Begin Material provided

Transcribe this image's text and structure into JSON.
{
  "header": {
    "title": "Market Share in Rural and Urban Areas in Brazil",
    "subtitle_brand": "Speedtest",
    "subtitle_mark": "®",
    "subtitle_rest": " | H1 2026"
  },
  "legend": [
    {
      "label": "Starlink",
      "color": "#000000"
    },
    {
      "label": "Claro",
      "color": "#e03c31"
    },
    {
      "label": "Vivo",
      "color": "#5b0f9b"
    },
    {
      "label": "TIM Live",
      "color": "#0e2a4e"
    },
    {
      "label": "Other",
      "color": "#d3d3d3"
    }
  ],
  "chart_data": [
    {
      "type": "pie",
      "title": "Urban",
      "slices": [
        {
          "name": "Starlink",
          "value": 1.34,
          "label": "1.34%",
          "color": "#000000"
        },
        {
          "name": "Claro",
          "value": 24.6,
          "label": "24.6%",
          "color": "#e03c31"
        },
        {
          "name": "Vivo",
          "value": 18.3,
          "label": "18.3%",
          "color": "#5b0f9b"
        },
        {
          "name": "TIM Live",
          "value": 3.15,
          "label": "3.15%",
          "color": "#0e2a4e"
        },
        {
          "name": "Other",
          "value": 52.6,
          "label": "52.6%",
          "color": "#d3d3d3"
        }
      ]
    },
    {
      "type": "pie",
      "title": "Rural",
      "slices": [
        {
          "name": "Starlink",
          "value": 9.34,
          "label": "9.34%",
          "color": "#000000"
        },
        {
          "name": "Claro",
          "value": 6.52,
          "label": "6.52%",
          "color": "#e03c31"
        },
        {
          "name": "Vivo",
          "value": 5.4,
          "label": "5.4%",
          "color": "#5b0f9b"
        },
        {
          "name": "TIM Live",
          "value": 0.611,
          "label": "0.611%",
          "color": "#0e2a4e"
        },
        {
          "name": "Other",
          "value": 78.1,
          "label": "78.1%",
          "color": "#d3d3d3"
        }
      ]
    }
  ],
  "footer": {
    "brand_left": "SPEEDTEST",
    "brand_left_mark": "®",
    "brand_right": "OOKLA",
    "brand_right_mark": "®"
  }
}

End Material provided

**Requirements**
Each line in the listing above either holds the string "Urban" or does not; state how many do, giving the number only.

**The result**
2